[start]
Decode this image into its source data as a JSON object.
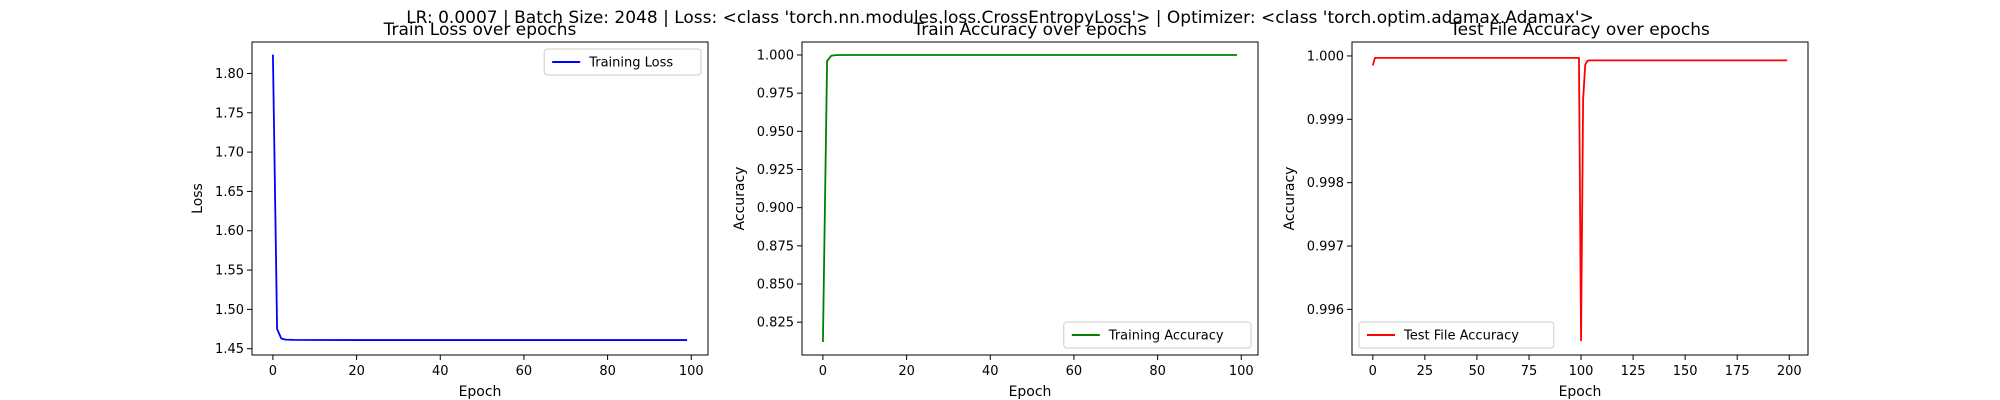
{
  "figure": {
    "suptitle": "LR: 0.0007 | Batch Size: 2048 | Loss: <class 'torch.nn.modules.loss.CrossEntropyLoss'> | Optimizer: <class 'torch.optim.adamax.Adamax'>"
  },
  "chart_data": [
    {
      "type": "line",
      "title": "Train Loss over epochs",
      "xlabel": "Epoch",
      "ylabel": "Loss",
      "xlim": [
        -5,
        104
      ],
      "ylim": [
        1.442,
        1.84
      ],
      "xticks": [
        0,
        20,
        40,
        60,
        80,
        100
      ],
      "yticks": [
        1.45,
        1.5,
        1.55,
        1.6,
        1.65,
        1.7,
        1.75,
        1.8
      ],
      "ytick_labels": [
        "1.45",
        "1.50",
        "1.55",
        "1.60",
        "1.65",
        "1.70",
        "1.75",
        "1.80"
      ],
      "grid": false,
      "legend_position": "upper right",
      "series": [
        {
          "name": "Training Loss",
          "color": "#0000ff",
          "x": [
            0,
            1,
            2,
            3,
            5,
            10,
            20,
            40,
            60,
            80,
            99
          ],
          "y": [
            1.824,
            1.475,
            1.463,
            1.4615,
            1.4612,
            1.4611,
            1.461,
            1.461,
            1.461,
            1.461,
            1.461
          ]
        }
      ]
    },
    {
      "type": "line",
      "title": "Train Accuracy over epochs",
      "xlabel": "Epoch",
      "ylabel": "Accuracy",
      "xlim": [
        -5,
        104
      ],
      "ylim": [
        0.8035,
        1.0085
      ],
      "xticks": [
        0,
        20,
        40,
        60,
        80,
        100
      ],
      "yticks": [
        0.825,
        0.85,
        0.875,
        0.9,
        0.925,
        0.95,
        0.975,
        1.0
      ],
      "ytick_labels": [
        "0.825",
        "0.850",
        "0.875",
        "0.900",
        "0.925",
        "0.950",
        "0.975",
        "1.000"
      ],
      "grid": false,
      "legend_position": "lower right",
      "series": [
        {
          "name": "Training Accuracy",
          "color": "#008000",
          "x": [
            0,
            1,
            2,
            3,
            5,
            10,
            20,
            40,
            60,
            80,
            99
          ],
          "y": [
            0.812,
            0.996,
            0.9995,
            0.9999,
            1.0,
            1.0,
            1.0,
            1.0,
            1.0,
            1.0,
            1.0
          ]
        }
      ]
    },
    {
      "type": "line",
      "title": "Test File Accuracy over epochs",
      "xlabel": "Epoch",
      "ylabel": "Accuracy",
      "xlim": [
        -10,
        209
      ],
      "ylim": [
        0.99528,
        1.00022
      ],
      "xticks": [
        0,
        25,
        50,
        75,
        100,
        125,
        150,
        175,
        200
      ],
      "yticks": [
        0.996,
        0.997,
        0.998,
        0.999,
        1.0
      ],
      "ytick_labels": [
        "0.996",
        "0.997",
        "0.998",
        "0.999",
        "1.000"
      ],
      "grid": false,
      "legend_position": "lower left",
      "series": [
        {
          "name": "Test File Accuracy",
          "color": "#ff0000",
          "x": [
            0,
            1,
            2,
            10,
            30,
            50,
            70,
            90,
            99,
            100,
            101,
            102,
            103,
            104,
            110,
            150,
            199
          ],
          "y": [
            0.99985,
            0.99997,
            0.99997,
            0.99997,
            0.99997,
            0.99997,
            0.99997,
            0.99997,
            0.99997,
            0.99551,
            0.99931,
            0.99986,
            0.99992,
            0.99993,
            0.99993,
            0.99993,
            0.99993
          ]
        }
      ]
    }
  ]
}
[end]
[start]
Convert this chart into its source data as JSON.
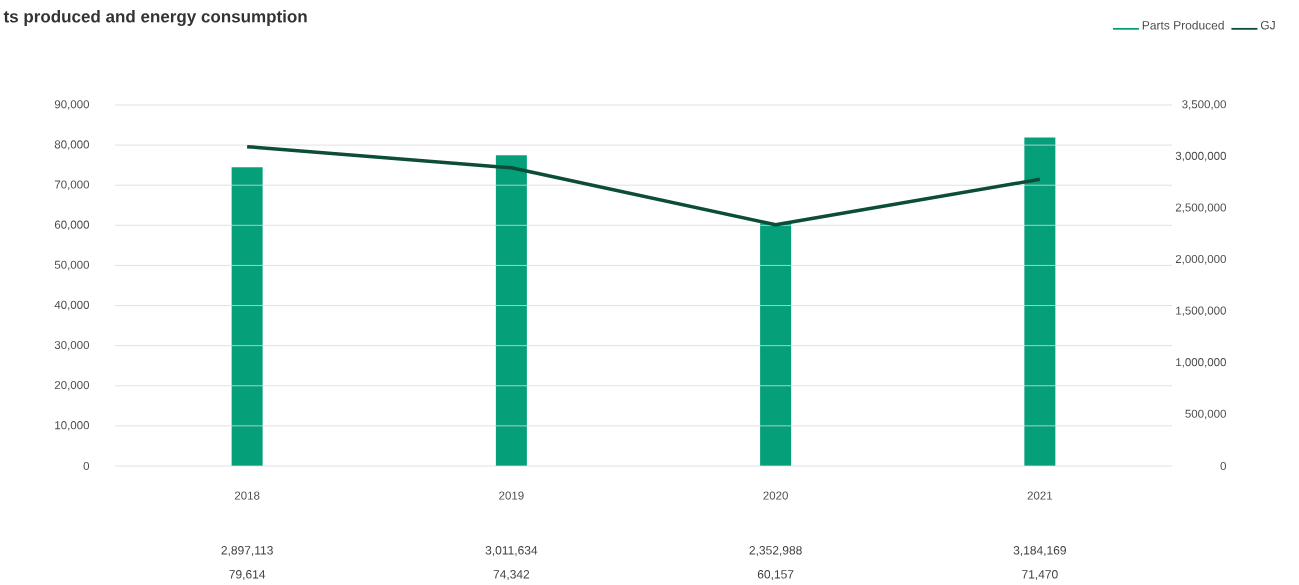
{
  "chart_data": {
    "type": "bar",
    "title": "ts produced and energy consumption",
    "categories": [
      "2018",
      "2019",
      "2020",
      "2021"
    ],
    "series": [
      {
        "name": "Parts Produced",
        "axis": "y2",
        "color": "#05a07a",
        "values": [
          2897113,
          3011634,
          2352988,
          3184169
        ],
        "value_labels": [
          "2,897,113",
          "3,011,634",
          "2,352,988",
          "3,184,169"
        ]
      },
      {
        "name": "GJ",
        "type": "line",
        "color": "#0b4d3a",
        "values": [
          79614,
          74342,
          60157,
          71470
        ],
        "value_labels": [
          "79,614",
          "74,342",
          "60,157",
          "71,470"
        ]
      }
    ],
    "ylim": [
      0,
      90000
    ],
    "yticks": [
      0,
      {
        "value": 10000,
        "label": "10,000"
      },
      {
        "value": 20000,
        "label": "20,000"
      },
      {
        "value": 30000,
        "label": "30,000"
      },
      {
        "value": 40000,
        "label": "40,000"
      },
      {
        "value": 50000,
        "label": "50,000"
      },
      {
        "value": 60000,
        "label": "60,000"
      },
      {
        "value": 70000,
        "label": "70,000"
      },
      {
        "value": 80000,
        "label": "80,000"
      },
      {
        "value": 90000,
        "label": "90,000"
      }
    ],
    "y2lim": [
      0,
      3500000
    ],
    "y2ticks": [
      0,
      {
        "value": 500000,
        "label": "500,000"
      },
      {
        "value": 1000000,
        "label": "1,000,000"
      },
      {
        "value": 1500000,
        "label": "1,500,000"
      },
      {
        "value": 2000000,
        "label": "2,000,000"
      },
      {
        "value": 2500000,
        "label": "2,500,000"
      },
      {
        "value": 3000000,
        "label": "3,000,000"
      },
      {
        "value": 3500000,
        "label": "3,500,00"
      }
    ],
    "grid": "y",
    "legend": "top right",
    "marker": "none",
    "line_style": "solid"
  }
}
[end]
[start]
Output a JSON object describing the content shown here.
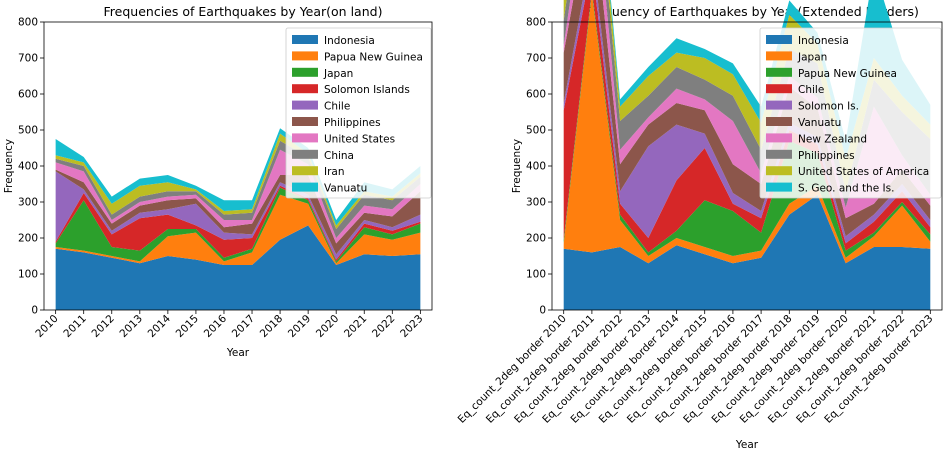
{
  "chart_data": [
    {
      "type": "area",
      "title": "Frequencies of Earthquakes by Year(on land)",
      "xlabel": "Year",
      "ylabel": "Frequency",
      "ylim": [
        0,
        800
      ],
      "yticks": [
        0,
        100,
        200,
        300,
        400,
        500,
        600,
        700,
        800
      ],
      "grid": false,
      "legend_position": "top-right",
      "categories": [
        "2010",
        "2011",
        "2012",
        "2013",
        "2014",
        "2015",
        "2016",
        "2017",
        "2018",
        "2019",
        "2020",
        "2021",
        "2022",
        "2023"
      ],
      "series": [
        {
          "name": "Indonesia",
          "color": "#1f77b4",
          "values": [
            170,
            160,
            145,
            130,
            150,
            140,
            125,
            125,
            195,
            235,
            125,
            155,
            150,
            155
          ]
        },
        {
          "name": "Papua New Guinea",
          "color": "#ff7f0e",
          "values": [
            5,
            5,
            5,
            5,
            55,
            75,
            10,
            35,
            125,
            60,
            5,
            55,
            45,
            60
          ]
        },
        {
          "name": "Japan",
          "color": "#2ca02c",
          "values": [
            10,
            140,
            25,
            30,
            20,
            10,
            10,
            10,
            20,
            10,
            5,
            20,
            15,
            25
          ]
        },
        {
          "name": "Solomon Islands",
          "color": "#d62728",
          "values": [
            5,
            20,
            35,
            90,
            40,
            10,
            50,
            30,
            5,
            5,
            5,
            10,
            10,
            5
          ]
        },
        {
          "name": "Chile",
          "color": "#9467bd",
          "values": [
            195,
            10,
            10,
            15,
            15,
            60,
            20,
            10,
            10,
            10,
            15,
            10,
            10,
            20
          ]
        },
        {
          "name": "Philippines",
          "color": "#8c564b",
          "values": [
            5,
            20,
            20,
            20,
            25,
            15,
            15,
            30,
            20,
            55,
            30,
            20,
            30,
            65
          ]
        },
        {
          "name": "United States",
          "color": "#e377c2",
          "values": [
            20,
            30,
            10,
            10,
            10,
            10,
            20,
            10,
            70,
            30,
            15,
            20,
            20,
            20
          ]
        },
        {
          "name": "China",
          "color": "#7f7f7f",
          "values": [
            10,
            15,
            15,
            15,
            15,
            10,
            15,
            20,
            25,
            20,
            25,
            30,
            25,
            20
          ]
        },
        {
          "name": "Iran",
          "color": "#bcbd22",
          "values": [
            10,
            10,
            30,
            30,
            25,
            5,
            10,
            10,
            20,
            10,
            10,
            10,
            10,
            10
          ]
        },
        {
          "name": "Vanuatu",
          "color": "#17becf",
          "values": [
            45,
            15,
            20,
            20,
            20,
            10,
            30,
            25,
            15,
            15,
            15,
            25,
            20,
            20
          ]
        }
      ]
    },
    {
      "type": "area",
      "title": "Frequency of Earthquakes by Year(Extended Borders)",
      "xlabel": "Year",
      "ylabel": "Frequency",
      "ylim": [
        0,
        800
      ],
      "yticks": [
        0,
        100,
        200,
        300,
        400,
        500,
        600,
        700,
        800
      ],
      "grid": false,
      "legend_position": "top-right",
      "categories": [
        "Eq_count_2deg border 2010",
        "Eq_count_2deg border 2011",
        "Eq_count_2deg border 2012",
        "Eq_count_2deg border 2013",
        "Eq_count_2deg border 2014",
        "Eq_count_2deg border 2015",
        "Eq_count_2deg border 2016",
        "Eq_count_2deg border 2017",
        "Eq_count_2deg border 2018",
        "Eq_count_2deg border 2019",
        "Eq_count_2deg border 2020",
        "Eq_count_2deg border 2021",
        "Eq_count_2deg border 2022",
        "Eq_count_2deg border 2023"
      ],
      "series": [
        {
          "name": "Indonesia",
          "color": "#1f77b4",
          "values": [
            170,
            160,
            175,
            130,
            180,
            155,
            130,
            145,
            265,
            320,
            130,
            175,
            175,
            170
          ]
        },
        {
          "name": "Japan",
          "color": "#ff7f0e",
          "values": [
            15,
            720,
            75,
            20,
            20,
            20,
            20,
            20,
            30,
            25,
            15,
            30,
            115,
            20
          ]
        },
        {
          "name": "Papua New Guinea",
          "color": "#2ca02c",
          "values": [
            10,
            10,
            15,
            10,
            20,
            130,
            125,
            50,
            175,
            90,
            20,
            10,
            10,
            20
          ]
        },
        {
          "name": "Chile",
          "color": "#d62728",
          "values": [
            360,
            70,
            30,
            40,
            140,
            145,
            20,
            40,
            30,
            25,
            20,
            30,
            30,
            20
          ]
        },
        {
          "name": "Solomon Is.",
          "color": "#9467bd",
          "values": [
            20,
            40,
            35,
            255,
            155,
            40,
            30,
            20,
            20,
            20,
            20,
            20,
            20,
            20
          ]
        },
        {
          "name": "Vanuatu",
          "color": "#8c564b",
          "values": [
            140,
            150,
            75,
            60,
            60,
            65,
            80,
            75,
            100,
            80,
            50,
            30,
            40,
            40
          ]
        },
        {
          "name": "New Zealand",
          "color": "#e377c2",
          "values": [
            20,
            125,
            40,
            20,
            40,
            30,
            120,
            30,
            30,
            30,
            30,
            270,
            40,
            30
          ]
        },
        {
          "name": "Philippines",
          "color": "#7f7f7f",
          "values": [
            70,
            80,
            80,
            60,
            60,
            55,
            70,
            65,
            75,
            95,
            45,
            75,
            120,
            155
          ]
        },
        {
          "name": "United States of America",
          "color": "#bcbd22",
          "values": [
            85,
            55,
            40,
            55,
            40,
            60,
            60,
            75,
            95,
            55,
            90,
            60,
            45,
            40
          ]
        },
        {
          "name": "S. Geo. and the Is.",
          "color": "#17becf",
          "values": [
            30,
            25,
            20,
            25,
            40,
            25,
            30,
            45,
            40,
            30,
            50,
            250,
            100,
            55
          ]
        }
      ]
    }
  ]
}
[end]
**Your instructions**. Write out every line from the entries where "File" appears.

**Result**.
      "title": "Test File Accuracy over epochs",
          "name": "Test File Accuracy",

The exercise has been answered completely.